Exercise directions: Can you transcribe the data exactly? Leave the pictures out.

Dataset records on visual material
>>>

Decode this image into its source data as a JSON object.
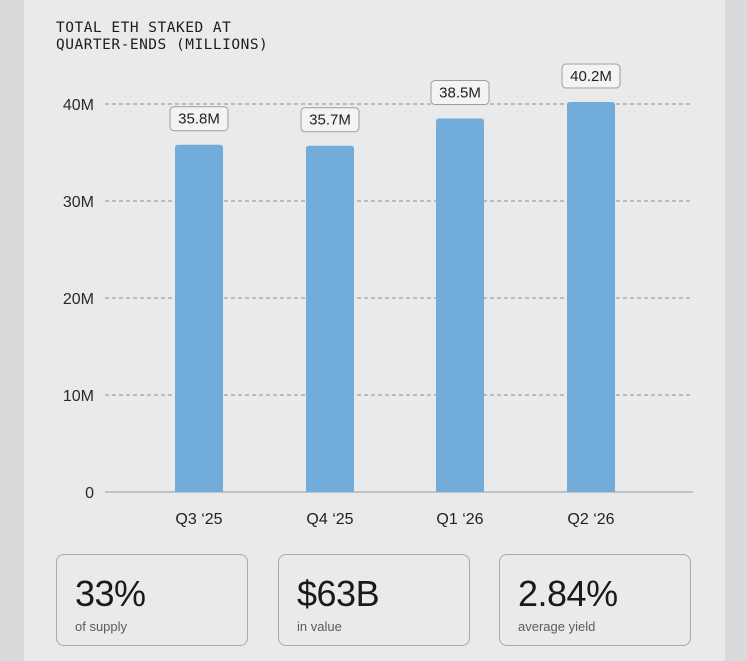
{
  "chart_data": {
    "type": "bar",
    "title": "TOTAL ETH STAKED AT\nQUARTER-ENDS (MILLIONS)",
    "categories": [
      "Q3 ‘25",
      "Q4 ‘25",
      "Q1 ‘26",
      "Q2 ‘26"
    ],
    "values": [
      35.8,
      35.7,
      38.5,
      40.2
    ],
    "value_labels": [
      "35.8M",
      "35.7M",
      "38.5M",
      "40.2M"
    ],
    "ylim": [
      0,
      40
    ],
    "yticks": [
      0,
      10,
      20,
      30,
      40
    ],
    "ytick_labels": [
      "0",
      "10M",
      "20M",
      "30M",
      "40M"
    ],
    "grid": true,
    "bar_color": "#72acdb"
  },
  "stats": [
    {
      "value": "33%",
      "label": "of supply"
    },
    {
      "value": "$63B",
      "label": "in value"
    },
    {
      "value": "2.84%",
      "label": "average yield"
    }
  ]
}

<<<

Task solution:
Decode this image into its source data as a JSON object.
{
  "chart_data": {
    "type": "bar",
    "title": "TOTAL ETH STAKED AT\nQUARTER-ENDS (MILLIONS)",
    "categories": [
      "Q3 ‘25",
      "Q4 ‘25",
      "Q1 ‘26",
      "Q2 ‘26"
    ],
    "values": [
      35.8,
      35.7,
      38.5,
      40.2
    ],
    "value_labels": [
      "35.8M",
      "35.7M",
      "38.5M",
      "40.2M"
    ],
    "ylim": [
      0,
      40
    ],
    "yticks": [
      0,
      10,
      20,
      30,
      40
    ],
    "ytick_labels": [
      "0",
      "10M",
      "20M",
      "30M",
      "40M"
    ],
    "grid": true,
    "bar_color": "#72acdb"
  },
  "stats": [
    {
      "value": "33%",
      "label": "of supply"
    },
    {
      "value": "$63B",
      "label": "in value"
    },
    {
      "value": "2.84%",
      "label": "average yield"
    }
  ]
}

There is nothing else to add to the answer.